— START OF Document section —
The following code won't make real sense. The full scanner
makes sense but this is only a mutated 10% of that. Sorry
the code is so unintelligible - but on the bright side
it fails more frequently and predictably than the full
scanner does.
%% START OF CODE: weird.erl %%
-module(weird).
-compile(export_all).
%% For testing - runs scanner N number of times with same input
run(N) ->
lists:foreach(fun(_) ->
scan(<<"region:whatever">>, [])
end, lists:seq(1, N)).
scan(<<>>, TokAcc) ->
lists:reverse(['$thats_all_folks$' | TokAcc]);
scan(<<D, $\s, Rest/binary>>, TokAcc) when
(D =:= $D) or (D =:= $d) ->
scan(Rest, ['AND' | TokAcc]);
scan(<<D>>, TokAcc) when
(D =:= $D) or (D =:= $d) ->
scan(<<>>, ['AND' | TokAcc]);
scan(<<N, Z, Rest/binary>>, TokAcc) when
(N =:= $N) or (N =:= $n),
(Z =:= $\s) ->
scan(<<Z, Rest/binary>>, ['NOT' | TokAcc]);
scan(<<C, Rest/binary>>, TokAcc) when
(C >= $A) and (C =< $Z);
(C >= $a) and (C =< $z);
(C >= $0) and (C =< $9) ->
case Rest of
<<$:, R/binary>> ->
scan(R, [{'FIELD', C} | TokAcc]);
_ ->
scan(Rest, [{'KEYWORD', C} | TokAcc])
end.
%% END OF CODE %%
Here's what I see from the shell on an i386 machine:
1> c(weird).
{ok,weird}
2> weird:run(1000).
ok
3> weird:run(1000).
ok
4> weird:run(1000).
ok
5> weird:run(1000).
** exception error: no function clause
matching weird:scan(<<"whatever">>,
[{'FIELD',110},
{'KEYWORD',111},
{'KEYWORD',105},
{'KEYWORD',103},
{'KEYWORD',101},
{'KEYWORD',114}])
in function lists:foreach/2
6> weird:run(1000).
** exception error: no function clause
matching weird:scan(<<"whatever">>,
[{'FIELD',110},
{'KEYWORD',111},
{'KEYWORD',105},
{'KEYWORD',103},
{'KEYWORD',101},
{'KEYWORD',114}])
— END OF Document section —
— START OF Entries —
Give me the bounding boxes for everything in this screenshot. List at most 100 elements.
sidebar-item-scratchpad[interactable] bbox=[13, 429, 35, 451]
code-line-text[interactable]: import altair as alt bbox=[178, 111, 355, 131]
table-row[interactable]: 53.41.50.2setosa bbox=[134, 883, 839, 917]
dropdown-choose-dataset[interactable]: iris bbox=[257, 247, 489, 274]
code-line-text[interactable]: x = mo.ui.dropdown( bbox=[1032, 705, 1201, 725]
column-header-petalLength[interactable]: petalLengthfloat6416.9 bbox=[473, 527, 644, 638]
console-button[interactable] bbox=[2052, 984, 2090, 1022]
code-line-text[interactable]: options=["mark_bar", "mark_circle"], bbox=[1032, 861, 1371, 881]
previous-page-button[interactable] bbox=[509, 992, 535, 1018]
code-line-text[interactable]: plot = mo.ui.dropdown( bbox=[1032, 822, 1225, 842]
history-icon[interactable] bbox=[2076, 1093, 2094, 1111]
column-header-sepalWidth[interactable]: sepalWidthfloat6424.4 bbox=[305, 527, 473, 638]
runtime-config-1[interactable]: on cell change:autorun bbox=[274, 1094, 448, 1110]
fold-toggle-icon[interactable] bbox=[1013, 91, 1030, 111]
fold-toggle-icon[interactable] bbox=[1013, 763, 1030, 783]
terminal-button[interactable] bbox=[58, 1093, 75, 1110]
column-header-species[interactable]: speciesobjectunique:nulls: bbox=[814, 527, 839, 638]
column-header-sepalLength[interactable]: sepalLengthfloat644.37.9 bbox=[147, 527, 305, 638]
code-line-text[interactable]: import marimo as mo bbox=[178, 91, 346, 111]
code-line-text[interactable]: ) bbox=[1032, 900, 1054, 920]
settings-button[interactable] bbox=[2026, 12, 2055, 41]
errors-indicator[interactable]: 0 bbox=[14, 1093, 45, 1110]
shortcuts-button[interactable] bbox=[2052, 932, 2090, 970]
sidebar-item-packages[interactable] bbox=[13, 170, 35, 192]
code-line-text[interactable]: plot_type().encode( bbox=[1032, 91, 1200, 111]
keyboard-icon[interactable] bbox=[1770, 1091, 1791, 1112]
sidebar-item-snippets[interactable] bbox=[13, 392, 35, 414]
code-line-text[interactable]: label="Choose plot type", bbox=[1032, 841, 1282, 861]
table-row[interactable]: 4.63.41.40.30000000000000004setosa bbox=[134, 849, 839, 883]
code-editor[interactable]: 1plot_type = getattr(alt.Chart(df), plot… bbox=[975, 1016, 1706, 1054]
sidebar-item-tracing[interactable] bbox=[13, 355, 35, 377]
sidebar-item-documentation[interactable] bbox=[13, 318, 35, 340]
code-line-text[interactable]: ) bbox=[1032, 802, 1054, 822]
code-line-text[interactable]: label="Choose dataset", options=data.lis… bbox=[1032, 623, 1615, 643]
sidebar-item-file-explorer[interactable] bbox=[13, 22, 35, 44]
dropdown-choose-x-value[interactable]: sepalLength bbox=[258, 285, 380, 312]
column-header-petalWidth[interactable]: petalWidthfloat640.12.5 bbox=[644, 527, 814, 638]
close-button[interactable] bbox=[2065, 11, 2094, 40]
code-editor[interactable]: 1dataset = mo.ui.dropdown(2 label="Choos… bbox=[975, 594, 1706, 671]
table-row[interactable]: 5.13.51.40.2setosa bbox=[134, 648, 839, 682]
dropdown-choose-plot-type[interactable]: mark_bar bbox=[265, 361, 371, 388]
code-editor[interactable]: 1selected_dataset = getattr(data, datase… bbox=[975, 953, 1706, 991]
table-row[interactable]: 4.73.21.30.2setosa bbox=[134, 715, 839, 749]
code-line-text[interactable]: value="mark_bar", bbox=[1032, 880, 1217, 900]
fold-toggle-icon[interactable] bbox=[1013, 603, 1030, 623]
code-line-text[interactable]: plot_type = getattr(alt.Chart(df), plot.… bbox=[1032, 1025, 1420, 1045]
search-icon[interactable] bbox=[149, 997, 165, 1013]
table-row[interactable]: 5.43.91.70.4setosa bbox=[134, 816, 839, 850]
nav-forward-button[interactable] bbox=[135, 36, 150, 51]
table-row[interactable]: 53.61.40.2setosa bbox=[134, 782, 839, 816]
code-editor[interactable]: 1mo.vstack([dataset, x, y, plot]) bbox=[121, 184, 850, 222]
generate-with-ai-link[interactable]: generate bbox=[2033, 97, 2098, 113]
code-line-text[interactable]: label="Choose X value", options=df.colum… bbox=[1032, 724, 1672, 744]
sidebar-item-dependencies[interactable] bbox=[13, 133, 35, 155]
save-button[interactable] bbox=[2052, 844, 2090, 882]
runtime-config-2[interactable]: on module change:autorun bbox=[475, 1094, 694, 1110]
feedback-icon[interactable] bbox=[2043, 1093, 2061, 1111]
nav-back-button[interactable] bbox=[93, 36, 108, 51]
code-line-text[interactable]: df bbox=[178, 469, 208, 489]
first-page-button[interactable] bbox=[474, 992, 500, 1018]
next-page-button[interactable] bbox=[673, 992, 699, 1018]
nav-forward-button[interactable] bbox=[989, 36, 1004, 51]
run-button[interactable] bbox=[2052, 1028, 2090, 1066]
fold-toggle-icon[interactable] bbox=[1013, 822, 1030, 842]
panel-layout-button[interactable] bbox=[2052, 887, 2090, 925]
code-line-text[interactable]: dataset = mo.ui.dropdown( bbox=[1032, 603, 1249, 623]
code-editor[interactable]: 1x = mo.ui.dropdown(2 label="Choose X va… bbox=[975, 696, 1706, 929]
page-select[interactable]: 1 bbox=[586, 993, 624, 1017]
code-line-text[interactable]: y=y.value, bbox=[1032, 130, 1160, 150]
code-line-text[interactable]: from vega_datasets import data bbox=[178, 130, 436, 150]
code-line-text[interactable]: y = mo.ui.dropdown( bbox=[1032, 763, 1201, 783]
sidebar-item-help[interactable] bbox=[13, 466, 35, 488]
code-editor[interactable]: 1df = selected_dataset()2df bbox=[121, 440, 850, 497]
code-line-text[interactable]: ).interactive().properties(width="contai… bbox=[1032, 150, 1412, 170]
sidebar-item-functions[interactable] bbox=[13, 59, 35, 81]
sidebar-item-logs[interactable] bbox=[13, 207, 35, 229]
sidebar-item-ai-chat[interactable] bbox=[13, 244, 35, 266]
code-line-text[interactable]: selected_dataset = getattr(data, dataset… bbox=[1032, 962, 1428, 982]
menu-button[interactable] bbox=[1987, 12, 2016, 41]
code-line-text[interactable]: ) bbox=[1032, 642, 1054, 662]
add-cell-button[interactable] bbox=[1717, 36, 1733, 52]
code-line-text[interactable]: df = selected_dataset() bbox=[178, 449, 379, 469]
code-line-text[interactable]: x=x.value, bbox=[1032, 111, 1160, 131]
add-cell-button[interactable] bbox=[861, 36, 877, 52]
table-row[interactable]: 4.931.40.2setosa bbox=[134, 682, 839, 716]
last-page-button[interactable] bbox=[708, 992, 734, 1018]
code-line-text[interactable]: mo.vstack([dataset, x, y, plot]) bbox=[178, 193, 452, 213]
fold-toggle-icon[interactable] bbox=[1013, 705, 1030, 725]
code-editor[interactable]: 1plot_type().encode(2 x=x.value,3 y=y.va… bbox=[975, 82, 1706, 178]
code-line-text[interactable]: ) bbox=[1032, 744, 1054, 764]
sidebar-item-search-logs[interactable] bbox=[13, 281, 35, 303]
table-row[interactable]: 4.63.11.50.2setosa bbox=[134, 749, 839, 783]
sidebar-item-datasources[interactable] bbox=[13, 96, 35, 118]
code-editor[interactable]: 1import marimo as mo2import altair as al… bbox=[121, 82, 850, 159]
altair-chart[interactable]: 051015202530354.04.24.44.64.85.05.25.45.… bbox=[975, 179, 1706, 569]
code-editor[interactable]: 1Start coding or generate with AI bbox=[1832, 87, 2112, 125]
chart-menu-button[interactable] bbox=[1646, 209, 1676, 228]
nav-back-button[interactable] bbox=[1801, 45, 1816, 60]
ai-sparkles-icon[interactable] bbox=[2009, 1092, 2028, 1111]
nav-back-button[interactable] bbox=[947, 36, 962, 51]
— END OF Entries —
▶ **What you have to do**: Set down, word for word, the part of the Erlang scanner post starting with "The following code" and going on through "scanner does.".

▶ **Output below**:
The following code won't make real sense. The full scanner
makes sense but this is only a mutated 10% of that. Sorry
the code is so unintelligible - but on the bright side
it fails more frequently and predictably than the full
scanner does.